====== MATERIAL PROVIDED
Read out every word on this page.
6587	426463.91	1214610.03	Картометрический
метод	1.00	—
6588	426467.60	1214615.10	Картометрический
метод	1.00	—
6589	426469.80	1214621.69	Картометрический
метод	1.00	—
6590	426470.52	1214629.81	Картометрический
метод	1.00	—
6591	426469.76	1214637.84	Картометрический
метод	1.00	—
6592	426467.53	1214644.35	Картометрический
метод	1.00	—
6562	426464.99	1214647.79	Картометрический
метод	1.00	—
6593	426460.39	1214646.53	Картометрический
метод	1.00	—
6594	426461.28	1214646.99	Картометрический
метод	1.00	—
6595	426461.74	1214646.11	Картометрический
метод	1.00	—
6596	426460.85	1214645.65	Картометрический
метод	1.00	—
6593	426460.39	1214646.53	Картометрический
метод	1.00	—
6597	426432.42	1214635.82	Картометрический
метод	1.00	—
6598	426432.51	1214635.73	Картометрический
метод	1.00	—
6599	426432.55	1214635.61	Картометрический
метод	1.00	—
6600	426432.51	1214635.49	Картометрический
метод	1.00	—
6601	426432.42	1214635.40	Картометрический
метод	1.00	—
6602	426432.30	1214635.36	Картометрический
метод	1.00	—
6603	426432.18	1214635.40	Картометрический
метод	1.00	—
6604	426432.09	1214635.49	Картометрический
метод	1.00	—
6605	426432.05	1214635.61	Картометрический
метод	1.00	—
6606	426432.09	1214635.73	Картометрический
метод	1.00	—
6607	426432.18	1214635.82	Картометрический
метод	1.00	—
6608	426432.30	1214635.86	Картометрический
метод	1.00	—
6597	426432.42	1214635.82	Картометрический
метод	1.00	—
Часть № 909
============
Output the listing above exactly as it appears.

Read out every word on this page.
6587	426463.91	1214610.03	Картометрический
метод	1.00	—
6588	426467.60	1214615.10	Картометрический
метод	1.00	—
6589	426469.80	1214621.69	Картометрический
метод	1.00	—
6590	426470.52	1214629.81	Картометрический
метод	1.00	—
6591	426469.76	1214637.84	Картометрический
метод	1.00	—
6592	426467.53	1214644.35	Картометрический
метод	1.00	—
6562	426464.99	1214647.79	Картометрический
метод	1.00	—
6593	426460.39	1214646.53	Картометрический
метод	1.00	—
6594	426461.28	1214646.99	Картометрический
метод	1.00	—
6595	426461.74	1214646.11	Картометрический
метод	1.00	—
6596	426460.85	1214645.65	Картометрический
метод	1.00	—
6593	426460.39	1214646.53	Картометрический
метод	1.00	—
6597	426432.42	1214635.82	Картометрический
метод	1.00	—
6598	426432.51	1214635.73	Картометрический
метод	1.00	—
6599	426432.55	1214635.61	Картометрический
метод	1.00	—
6600	426432.51	1214635.49	Картометрический
метод	1.00	—
6601	426432.42	1214635.40	Картометрический
метод	1.00	—
6602	426432.30	1214635.36	Картометрический
метод	1.00	—
6603	426432.18	1214635.40	Картометрический
метод	1.00	—
6604	426432.09	1214635.49	Картометрический
метод	1.00	—
6605	426432.05	1214635.61	Картометрический
метод	1.00	—
6606	426432.09	1214635.73	Картометрический
метод	1.00	—
6607	426432.18	1214635.82	Картометрический
метод	1.00	—
6608	426432.30	1214635.86	Картометрический
метод	1.00	—
6597	426432.42	1214635.82	Картометрический
метод	1.00	—
Часть № 909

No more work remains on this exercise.